PROMPT
Exactly as written, quote every line that follows, skipping the images.

[Collected data entries]

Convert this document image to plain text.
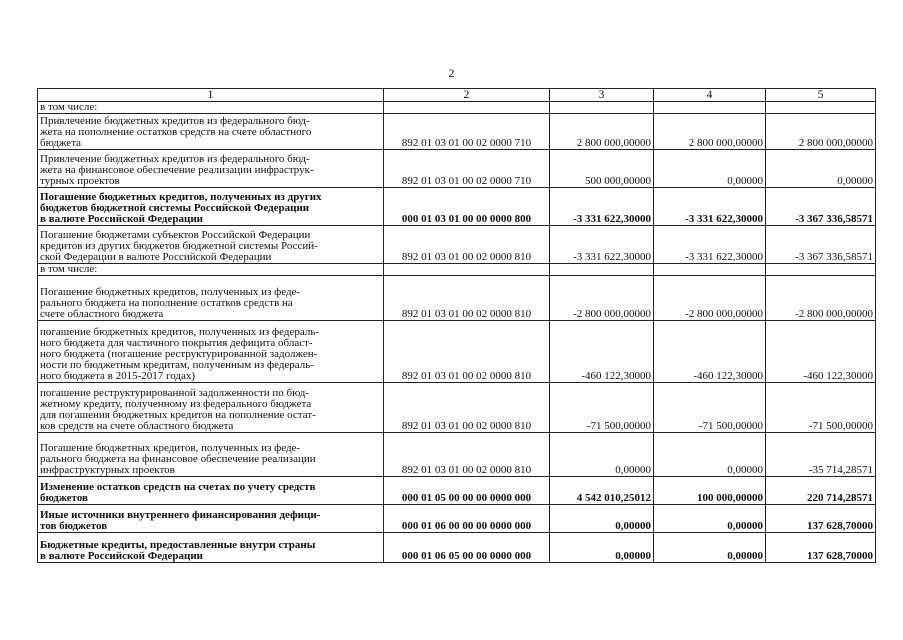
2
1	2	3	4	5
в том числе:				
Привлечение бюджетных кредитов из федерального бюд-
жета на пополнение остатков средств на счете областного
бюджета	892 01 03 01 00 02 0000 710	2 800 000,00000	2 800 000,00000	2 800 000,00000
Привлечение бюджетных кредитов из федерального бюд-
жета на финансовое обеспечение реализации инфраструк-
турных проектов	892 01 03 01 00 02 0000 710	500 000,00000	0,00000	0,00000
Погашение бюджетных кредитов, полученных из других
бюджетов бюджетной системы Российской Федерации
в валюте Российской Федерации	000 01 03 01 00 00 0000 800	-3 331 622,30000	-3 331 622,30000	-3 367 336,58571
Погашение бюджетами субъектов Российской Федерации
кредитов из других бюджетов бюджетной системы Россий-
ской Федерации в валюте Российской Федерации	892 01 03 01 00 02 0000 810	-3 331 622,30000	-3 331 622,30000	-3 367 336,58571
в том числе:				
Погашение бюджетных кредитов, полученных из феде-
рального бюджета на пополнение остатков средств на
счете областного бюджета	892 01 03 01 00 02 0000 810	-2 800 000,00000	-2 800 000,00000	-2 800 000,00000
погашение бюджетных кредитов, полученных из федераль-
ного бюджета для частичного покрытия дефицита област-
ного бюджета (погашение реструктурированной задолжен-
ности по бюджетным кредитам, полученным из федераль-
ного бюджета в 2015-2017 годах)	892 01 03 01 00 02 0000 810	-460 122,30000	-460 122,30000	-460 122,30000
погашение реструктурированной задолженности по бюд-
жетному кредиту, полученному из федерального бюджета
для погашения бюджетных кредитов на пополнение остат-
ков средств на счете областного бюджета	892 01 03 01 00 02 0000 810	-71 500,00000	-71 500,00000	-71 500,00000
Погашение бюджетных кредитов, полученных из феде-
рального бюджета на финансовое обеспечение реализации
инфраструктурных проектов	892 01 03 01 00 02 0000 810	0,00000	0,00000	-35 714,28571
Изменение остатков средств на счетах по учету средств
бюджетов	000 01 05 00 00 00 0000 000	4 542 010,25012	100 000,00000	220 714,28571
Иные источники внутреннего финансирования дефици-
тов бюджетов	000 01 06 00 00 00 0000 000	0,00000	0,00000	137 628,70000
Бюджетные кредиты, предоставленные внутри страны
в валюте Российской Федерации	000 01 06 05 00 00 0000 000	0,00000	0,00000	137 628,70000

EXERCISE RESPONSE
Convert this document image to plain text.
2
1	2	3	4	5
в том числе:				
Привлечение бюджетных кредитов из федерального бюд-
жета на пополнение остатков средств на счете областного
бюджета	892 01 03 01 00 02 0000 710	2 800 000,00000	2 800 000,00000	2 800 000,00000
Привлечение бюджетных кредитов из федерального бюд-
жета на финансовое обеспечение реализации инфраструк-
турных проектов	892 01 03 01 00 02 0000 710	500 000,00000	0,00000	0,00000
Погашение бюджетных кредитов, полученных из других
бюджетов бюджетной системы Российской Федерации
в валюте Российской Федерации	000 01 03 01 00 00 0000 800	-3 331 622,30000	-3 331 622,30000	-3 367 336,58571
Погашение бюджетами субъектов Российской Федерации
кредитов из других бюджетов бюджетной системы Россий-
ской Федерации в валюте Российской Федерации	892 01 03 01 00 02 0000 810	-3 331 622,30000	-3 331 622,30000	-3 367 336,58571
в том числе:				
Погашение бюджетных кредитов, полученных из феде-
рального бюджета на пополнение остатков средств на
счете областного бюджета	892 01 03 01 00 02 0000 810	-2 800 000,00000	-2 800 000,00000	-2 800 000,00000
погашение бюджетных кредитов, полученных из федераль-
ного бюджета для частичного покрытия дефицита област-
ного бюджета (погашение реструктурированной задолжен-
ности по бюджетным кредитам, полученным из федераль-
ного бюджета в 2015-2017 годах)	892 01 03 01 00 02 0000 810	-460 122,30000	-460 122,30000	-460 122,30000
погашение реструктурированной задолженности по бюд-
жетному кредиту, полученному из федерального бюджета
для погашения бюджетных кредитов на пополнение остат-
ков средств на счете областного бюджета	892 01 03 01 00 02 0000 810	-71 500,00000	-71 500,00000	-71 500,00000
Погашение бюджетных кредитов, полученных из феде-
рального бюджета на финансовое обеспечение реализации
инфраструктурных проектов	892 01 03 01 00 02 0000 810	0,00000	0,00000	-35 714,28571
Изменение остатков средств на счетах по учету средств
бюджетов	000 01 05 00 00 00 0000 000	4 542 010,25012	100 000,00000	220 714,28571
Иные источники внутреннего финансирования дефици-
тов бюджетов	000 01 06 00 00 00 0000 000	0,00000	0,00000	137 628,70000
Бюджетные кредиты, предоставленные внутри страны
в валюте Российской Федерации	000 01 06 05 00 00 0000 000	0,00000	0,00000	137 628,70000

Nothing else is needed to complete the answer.